Data listing:
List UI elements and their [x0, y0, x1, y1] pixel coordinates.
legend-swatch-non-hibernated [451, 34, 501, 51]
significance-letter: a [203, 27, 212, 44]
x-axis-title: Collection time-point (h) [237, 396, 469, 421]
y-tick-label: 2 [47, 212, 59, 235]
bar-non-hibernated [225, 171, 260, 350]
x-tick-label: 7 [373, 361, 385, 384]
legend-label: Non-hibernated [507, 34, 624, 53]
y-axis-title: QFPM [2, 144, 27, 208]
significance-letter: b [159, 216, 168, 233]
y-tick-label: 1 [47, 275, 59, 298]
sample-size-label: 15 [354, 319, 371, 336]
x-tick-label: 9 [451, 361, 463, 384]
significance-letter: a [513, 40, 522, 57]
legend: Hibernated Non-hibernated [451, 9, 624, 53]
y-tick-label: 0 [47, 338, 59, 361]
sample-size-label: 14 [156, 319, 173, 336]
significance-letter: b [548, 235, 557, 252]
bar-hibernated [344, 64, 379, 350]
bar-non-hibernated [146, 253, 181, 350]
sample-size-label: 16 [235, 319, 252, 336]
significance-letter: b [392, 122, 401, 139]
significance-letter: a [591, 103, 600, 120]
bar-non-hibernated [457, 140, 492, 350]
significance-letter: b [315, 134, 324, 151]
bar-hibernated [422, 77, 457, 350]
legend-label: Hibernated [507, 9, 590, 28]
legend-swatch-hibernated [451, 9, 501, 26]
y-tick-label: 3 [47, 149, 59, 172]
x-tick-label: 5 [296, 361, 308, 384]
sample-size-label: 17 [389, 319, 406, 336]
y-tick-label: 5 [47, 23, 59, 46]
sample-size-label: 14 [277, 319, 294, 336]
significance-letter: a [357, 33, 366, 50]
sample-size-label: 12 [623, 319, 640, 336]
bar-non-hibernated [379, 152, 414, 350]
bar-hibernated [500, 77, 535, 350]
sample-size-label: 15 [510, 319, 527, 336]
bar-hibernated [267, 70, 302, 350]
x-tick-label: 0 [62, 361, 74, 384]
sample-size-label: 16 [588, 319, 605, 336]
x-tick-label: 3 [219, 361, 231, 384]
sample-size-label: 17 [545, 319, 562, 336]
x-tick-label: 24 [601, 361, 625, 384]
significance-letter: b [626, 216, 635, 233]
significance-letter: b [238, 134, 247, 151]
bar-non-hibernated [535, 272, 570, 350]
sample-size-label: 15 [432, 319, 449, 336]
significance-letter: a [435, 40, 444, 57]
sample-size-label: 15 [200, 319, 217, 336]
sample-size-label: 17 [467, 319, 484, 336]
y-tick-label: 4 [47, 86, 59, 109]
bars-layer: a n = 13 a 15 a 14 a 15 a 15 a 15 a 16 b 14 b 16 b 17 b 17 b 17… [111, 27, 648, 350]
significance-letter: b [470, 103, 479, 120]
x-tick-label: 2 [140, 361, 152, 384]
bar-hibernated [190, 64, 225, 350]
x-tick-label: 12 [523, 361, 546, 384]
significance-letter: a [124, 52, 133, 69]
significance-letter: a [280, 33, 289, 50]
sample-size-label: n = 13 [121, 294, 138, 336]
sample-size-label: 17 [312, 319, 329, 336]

--

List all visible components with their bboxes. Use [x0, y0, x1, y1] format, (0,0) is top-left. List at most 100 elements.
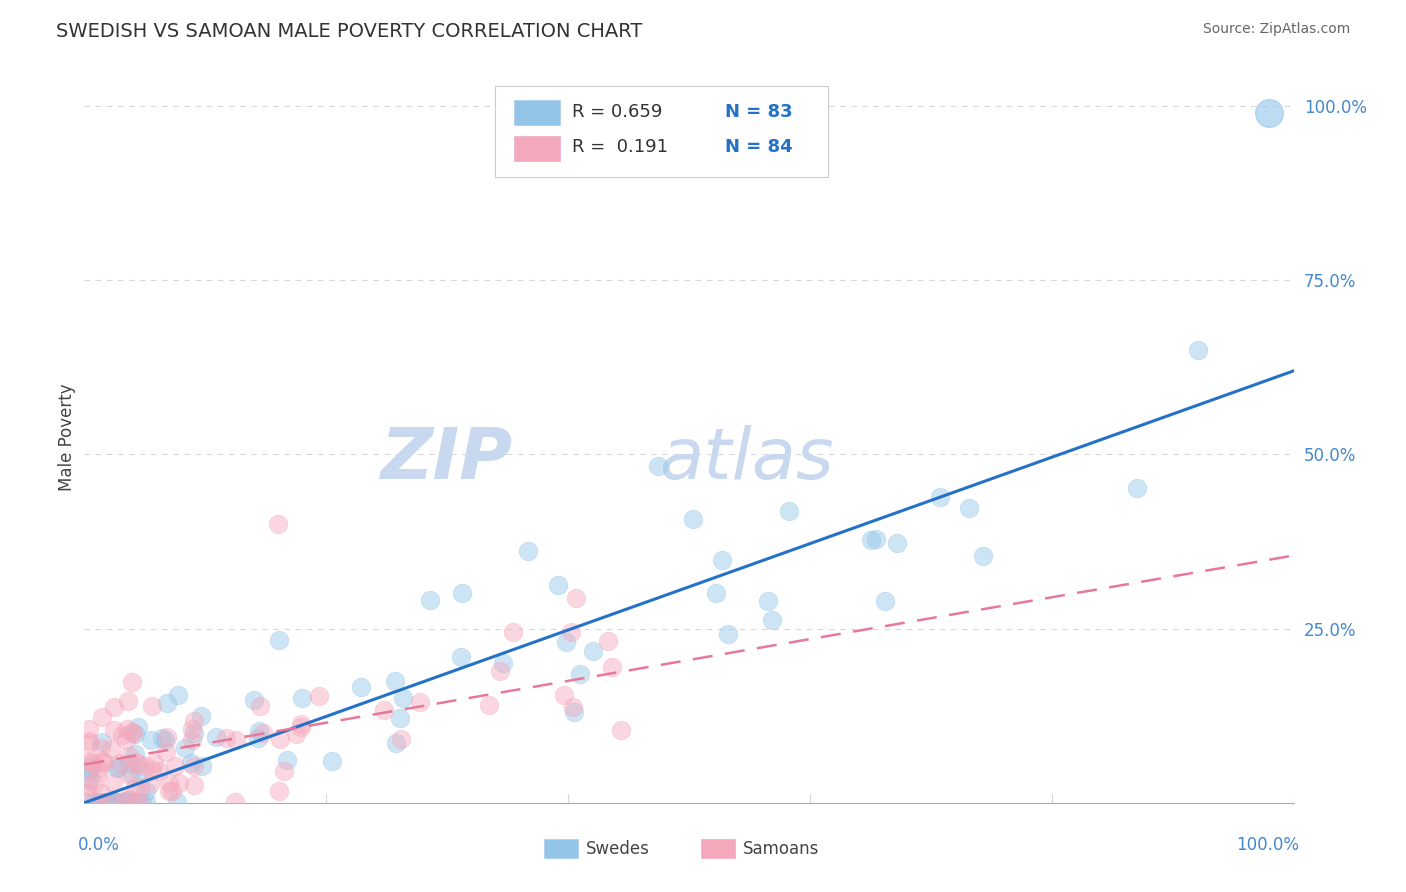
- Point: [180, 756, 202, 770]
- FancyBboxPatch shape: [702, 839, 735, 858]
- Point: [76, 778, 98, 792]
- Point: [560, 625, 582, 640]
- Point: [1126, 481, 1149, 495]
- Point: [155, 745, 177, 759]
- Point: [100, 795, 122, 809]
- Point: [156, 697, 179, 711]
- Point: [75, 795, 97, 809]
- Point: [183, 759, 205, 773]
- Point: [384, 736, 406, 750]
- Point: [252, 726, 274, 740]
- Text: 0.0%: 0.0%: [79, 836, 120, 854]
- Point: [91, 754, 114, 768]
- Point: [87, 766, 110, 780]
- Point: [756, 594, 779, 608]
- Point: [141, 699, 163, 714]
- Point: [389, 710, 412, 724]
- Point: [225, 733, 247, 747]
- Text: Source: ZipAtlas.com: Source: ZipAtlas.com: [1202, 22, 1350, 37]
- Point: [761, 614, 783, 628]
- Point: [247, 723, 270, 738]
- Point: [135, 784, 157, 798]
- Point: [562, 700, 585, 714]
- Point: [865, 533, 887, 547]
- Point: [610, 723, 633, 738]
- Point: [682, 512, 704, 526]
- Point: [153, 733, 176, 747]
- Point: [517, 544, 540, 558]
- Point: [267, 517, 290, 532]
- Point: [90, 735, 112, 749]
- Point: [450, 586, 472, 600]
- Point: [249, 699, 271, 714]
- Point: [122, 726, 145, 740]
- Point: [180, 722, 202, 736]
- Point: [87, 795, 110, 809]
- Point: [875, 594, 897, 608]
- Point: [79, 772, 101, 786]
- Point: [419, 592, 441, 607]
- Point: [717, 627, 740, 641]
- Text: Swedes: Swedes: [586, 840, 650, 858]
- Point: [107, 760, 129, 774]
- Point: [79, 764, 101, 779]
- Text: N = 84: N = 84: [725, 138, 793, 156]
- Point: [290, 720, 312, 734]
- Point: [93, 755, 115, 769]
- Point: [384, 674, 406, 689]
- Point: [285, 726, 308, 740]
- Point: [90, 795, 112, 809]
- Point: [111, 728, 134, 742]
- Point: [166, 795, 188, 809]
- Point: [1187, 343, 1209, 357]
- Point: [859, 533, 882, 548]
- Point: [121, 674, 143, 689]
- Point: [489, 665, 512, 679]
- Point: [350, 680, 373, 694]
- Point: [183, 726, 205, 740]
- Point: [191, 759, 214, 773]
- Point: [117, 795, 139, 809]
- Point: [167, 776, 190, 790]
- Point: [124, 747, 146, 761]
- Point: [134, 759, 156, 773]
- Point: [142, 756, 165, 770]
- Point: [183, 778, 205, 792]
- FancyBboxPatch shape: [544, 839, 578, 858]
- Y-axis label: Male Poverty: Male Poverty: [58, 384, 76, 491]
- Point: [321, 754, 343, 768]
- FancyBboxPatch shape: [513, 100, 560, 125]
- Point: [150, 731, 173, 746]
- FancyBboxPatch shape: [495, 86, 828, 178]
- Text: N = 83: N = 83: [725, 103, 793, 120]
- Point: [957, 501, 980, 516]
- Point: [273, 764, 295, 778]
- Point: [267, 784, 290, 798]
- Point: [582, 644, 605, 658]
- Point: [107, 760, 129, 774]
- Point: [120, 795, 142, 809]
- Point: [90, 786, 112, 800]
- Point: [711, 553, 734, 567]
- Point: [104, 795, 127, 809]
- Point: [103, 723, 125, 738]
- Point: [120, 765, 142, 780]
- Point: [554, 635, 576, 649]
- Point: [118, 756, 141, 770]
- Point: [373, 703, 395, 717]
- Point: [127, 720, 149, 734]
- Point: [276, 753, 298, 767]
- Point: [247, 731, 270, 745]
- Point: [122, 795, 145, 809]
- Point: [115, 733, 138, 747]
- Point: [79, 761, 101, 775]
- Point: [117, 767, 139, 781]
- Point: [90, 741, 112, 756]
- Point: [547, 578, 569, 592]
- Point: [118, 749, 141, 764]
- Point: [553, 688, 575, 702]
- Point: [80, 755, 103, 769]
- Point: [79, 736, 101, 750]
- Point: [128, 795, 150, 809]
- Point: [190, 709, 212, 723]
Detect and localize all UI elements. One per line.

---

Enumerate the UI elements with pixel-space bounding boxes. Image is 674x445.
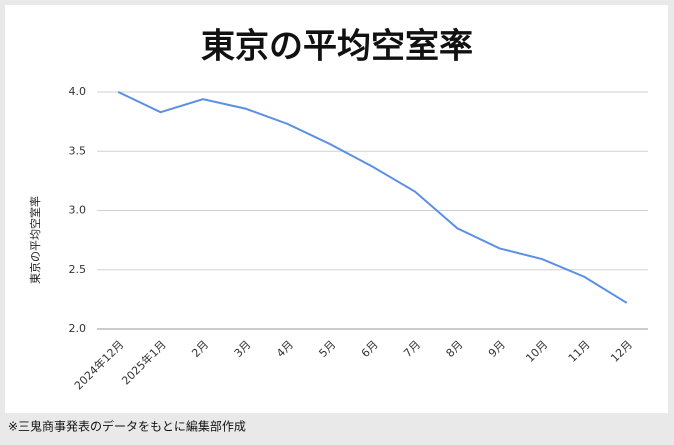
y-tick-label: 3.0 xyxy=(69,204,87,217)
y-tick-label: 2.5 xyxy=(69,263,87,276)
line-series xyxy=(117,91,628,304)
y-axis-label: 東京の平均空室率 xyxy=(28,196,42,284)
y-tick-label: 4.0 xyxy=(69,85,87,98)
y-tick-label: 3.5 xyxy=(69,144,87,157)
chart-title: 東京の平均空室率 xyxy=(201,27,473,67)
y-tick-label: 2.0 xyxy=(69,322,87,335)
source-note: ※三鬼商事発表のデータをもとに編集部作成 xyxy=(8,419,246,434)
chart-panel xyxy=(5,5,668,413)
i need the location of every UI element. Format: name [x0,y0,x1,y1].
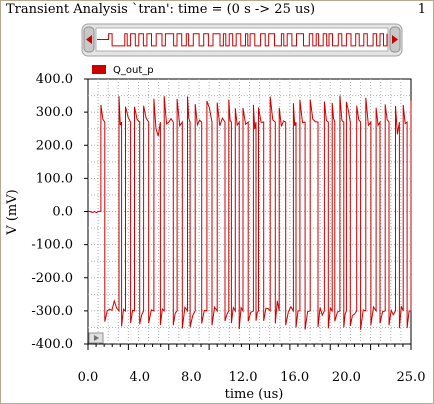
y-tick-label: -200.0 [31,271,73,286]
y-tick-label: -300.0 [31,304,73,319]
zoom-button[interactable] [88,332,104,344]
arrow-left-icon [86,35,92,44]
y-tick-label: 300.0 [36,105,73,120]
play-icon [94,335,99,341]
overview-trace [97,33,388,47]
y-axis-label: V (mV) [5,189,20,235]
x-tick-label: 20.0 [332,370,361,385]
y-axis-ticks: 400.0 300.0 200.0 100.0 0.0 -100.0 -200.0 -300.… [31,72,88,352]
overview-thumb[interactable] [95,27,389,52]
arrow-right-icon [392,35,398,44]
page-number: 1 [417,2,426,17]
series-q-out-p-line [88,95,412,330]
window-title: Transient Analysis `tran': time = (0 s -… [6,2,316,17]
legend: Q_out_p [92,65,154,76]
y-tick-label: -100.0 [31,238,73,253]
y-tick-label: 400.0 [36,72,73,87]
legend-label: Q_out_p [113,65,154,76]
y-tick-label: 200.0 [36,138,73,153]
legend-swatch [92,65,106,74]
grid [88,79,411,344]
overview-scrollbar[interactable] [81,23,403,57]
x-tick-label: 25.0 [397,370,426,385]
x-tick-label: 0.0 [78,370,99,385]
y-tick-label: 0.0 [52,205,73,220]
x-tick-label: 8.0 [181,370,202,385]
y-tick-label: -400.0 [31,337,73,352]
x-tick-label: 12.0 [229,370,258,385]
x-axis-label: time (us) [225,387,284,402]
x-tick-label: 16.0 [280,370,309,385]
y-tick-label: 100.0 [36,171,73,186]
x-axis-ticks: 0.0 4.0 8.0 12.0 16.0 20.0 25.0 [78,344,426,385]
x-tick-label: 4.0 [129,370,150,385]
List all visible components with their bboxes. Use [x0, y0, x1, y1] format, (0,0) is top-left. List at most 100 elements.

Stated problem: Set out everything from the line containing "Enumerate the UI" down to the line containing "i need the location" as a Markdown table with a Row column numbering each line and a Line column holding its text. Skip blank lines and leave the pictures out.

The reply:
| Row | Line |
|---|---|
| 1 | Enumerate the UI elements with pixel-space bounding boxes. Image is 674x445. |
| 2 | y-tick-label: 3.0 xyxy=(69,204,87,217) |
| 3 | y-tick-label: 2.5 xyxy=(69,263,87,276) |
| 4 | line-series xyxy=(117,91,628,304) |
| 5 | y-axis-label: 東京の平均空室率 xyxy=(28,196,42,284) |
| 6 | y-tick-label: 4.0 xyxy=(69,85,87,98) |
| 7 | y-tick-label: 3.5 xyxy=(69,144,87,157) |
| 8 | chart-title: 東京の平均空室率 xyxy=(201,27,473,67) |
| 9 | y-tick-label: 2.0 xyxy=(69,322,87,335) |
| 10 | source-note: ※三鬼商事発表のデータをもとに編集部作成 xyxy=(8,419,246,434) |
| 11 | chart-panel xyxy=(5,5,668,413) |
| 12 | i need the location of every UI element. Format: name [x0,y0,x1,y1]. |